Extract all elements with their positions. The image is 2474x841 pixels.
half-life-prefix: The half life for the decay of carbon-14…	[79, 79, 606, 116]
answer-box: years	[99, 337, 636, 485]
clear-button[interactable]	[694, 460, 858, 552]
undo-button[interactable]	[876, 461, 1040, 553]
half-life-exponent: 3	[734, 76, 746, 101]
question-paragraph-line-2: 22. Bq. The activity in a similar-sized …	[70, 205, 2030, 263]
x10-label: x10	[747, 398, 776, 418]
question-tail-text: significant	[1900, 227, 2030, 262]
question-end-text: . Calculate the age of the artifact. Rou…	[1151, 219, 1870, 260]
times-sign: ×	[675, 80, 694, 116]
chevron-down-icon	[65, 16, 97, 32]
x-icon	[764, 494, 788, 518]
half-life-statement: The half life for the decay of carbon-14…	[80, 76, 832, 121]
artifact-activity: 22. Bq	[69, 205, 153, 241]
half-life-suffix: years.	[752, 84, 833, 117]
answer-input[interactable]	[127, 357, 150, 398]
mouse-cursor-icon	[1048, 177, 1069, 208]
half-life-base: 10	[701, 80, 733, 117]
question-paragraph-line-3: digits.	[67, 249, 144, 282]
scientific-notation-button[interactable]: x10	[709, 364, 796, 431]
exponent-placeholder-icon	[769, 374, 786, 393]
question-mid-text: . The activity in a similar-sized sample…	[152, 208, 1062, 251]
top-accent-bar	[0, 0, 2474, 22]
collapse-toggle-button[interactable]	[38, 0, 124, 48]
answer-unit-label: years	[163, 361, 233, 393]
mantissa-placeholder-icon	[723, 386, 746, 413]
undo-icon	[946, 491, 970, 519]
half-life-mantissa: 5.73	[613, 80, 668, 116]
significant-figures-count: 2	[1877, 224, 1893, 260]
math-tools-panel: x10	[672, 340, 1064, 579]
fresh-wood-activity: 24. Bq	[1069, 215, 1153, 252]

•••••

▶ [DIRECTIONS FOR THIS TASK]: Recast the entries above as a JSON list of strings, with one string for each line and any blank lines left out.

▶ [PROBLEM SOLUTION]:
[
  "Extract all elements with their positions. The image is 2474x841 pixels.",
  "half-life-prefix: The half life for the decay of carbon-14…\t[79, 79, 606, 116]",
  "answer-box: years\t[99, 337, 636, 485]",
  "clear-button[interactable]\t[694, 460, 858, 552]",
  "undo-button[interactable]\t[876, 461, 1040, 553]",
  "half-life-exponent: 3\t[734, 76, 746, 101]",
  "question-paragraph-line-2: 22. Bq. The activity in a similar-sized …\t[70, 205, 2030, 263]",
  "x10-label: x10\t[747, 398, 776, 418]",
  "question-tail-text: significant\t[1900, 227, 2030, 262]",
  "question-end-text: . Calculate the age of the artifact. Rou…\t[1151, 219, 1870, 260]",
  "times-sign: ×\t[675, 80, 694, 116]",
  "chevron-down-icon\t[65, 16, 97, 32]",
  "x-icon\t[764, 494, 788, 518]",
  "half-life-statement: The half life for the decay of carbon-14…\t[80, 76, 832, 121]",
  "artifact-activity: 22. Bq\t[69, 205, 153, 241]",
  "half-life-suffix: years.\t[752, 84, 833, 117]",
  "answer-input[interactable]\t[127, 357, 150, 398]",
  "mouse-cursor-icon\t[1048, 177, 1069, 208]",
  "half-life-base: 10\t[701, 80, 733, 117]",
  "question-paragraph-line-3: digits.\t[67, 249, 144, 282]",
  "scientific-notation-button[interactable]: x10\t[709, 364, 796, 431]",
  "exponent-placeholder-icon\t[769, 374, 786, 393]",
  "question-mid-text: . The activity in a similar-sized sample…\t[152, 208, 1062, 251]",
  "top-accent-bar\t[0, 0, 2474, 22]",
  "collapse-toggle-button[interactable]\t[38, 0, 124, 48]",
  "answer-unit-label: years\t[163, 361, 233, 393]",
  "mantissa-placeholder-icon\t[723, 386, 746, 413]",
  "undo-icon\t[946, 491, 970, 519]",
  "half-life-mantissa: 5.73\t[613, 80, 668, 116]",
  "significant-figures-count: 2\t[1877, 224, 1893, 260]",
  "math-tools-panel: x10\t[672, 340, 1064, 579]",
  "fresh-wood-activity: 24. Bq\t[1069, 215, 1153, 252]"
]